> What to produce
Go through the records and give each one again exactly.

> Records for processing
--------------------------------

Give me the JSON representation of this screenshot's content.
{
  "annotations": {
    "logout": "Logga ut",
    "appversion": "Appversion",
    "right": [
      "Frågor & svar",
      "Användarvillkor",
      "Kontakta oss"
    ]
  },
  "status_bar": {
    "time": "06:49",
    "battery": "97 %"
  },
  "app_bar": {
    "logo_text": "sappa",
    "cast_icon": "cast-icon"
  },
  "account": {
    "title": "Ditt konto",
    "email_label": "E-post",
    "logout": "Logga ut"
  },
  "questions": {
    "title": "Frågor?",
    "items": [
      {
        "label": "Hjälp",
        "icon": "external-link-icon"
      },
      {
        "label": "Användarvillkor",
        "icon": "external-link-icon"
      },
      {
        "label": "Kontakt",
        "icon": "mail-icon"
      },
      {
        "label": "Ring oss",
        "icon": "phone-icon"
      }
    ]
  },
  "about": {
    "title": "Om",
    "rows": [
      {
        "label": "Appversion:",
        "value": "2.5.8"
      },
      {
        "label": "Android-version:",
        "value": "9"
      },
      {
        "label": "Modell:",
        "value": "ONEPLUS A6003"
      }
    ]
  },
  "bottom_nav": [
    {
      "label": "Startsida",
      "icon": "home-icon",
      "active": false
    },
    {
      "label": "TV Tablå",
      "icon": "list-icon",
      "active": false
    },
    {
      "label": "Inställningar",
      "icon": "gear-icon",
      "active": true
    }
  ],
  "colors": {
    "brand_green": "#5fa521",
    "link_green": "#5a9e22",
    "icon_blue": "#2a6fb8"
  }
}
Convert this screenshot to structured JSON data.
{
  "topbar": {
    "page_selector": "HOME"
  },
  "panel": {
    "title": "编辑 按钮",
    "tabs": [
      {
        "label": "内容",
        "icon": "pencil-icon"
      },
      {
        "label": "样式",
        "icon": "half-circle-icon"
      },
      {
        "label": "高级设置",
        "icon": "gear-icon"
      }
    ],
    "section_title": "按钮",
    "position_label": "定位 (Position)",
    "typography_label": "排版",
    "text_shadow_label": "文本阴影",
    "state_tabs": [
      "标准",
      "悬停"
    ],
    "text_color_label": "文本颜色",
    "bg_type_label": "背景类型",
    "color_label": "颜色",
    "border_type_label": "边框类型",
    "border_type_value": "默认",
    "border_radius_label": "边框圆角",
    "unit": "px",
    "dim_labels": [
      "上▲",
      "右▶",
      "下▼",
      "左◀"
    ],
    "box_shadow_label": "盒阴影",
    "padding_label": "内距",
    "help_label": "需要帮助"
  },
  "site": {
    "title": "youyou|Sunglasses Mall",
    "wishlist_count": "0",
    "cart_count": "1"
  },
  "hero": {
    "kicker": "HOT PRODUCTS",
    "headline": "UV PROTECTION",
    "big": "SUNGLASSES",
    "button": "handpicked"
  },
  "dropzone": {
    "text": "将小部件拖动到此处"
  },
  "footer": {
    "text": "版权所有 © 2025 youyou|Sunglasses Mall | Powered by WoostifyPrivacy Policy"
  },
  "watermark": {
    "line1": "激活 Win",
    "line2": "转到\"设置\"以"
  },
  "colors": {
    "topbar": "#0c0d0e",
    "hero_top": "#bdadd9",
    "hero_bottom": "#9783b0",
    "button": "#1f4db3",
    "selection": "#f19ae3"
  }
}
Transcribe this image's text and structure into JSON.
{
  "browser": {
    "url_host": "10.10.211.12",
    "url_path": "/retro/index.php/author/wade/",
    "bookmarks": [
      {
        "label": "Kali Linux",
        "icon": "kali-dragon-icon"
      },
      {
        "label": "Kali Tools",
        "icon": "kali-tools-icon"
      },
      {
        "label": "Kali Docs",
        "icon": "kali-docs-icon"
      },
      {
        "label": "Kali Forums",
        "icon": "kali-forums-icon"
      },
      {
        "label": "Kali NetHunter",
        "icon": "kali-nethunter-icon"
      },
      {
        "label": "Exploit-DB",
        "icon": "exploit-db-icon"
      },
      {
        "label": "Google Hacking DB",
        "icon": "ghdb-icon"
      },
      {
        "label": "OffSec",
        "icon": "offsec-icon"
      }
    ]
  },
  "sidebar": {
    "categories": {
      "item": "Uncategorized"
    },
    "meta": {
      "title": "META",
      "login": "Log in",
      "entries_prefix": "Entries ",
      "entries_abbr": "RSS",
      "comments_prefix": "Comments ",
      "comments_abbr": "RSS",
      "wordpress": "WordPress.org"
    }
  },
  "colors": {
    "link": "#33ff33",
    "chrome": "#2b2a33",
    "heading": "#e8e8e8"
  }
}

--------------------------------

> Full output
Give me the JSON representation of this screenshot's content.
{
  "annotations": {
    "logout": "Logga ut",
    "appversion": "Appversion",
    "right": [
      "Frågor & svar",
      "Användarvillkor",
      "Kontakta oss"
    ]
  },
  "status_bar": {
    "time": "06:49",
    "battery": "97 %"
  },
  "app_bar": {
    "logo_text": "sappa",
    "cast_icon": "cast-icon"
  },
  "account": {
    "title": "Ditt konto",
    "email_label": "E-post",
    "logout": "Logga ut"
  },
  "questions": {
    "title": "Frågor?",
    "items": [
      {
        "label": "Hjälp",
        "icon": "external-link-icon"
      },
      {
        "label": "Användarvillkor",
        "icon": "external-link-icon"
      },
      {
        "label": "Kontakt",
        "icon": "mail-icon"
      },
      {
        "label": "Ring oss",
        "icon": "phone-icon"
      }
    ]
  },
  "about": {
    "title": "Om",
    "rows": [
      {
        "label": "Appversion:",
        "value": "2.5.8"
      },
      {
        "label": "Android-version:",
        "value": "9"
      },
      {
        "label": "Modell:",
        "value": "ONEPLUS A6003"
      }
    ]
  },
  "bottom_nav": [
    {
      "label": "Startsida",
      "icon": "home-icon",
      "active": false
    },
    {
      "label": "TV Tablå",
      "icon": "list-icon",
      "active": false
    },
    {
      "label": "Inställningar",
      "icon": "gear-icon",
      "active": true
    }
  ],
  "colors": {
    "brand_green": "#5fa521",
    "link_green": "#5a9e22",
    "icon_blue": "#2a6fb8"
  }
}
Convert this screenshot to structured JSON data.
{
  "topbar": {
    "page_selector": "HOME"
  },
  "panel": {
    "title": "编辑 按钮",
    "tabs": [
      {
        "label": "内容",
        "icon": "pencil-icon"
      },
      {
        "label": "样式",
        "icon": "half-circle-icon"
      },
      {
        "label": "高级设置",
        "icon": "gear-icon"
      }
    ],
    "section_title": "按钮",
    "position_label": "定位 (Position)",
    "typography_label": "排版",
    "text_shadow_label": "文本阴影",
    "state_tabs": [
      "标准",
      "悬停"
    ],
    "text_color_label": "文本颜色",
    "bg_type_label": "背景类型",
    "color_label": "颜色",
    "border_type_label": "边框类型",
    "border_type_value": "默认",
    "border_radius_label": "边框圆角",
    "unit": "px",
    "dim_labels": [
      "上▲",
      "右▶",
      "下▼",
      "左◀"
    ],
    "box_shadow_label": "盒阴影",
    "padding_label": "内距",
    "help_label": "需要帮助"
  },
  "site": {
    "title": "youyou|Sunglasses Mall",
    "wishlist_count": "0",
    "cart_count": "1"
  },
  "hero": {
    "kicker": "HOT PRODUCTS",
    "headline": "UV PROTECTION",
    "big": "SUNGLASSES",
    "button": "handpicked"
  },
  "dropzone": {
    "text": "将小部件拖动到此处"
  },
  "footer": {
    "text": "版权所有 © 2025 youyou|Sunglasses Mall | Powered by WoostifyPrivacy Policy"
  },
  "watermark": {
    "line1": "激活 Win",
    "line2": "转到\"设置\"以"
  },
  "colors": {
    "topbar": "#0c0d0e",
    "hero_top": "#bdadd9",
    "hero_bottom": "#9783b0",
    "button": "#1f4db3",
    "selection": "#f19ae3"
  }
}
Transcribe this image's text and structure into JSON.
{
  "browser": {
    "url_host": "10.10.211.12",
    "url_path": "/retro/index.php/author/wade/",
    "bookmarks": [
      {
        "label": "Kali Linux",
        "icon": "kali-dragon-icon"
      },
      {
        "label": "Kali Tools",
        "icon": "kali-tools-icon"
      },
      {
        "label": "Kali Docs",
        "icon": "kali-docs-icon"
      },
      {
        "label": "Kali Forums",
        "icon": "kali-forums-icon"
      },
      {
        "label": "Kali NetHunter",
        "icon": "kali-nethunter-icon"
      },
      {
        "label": "Exploit-DB",
        "icon": "exploit-db-icon"
      },
      {
        "label": "Google Hacking DB",
        "icon": "ghdb-icon"
      },
      {
        "label": "OffSec",
        "icon": "offsec-icon"
      }
    ]
  },
  "sidebar": {
    "categories": {
      "item": "Uncategorized"
    },
    "meta": {
      "title": "META",
      "login": "Log in",
      "entries_prefix": "Entries ",
      "entries_abbr": "RSS",
      "comments_prefix": "Comments ",
      "comments_abbr": "RSS",
      "wordpress": "WordPress.org"
    }
  },
  "colors": {
    "link": "#33ff33",
    "chrome": "#2b2a33",
    "heading": "#e8e8e8"
  }
}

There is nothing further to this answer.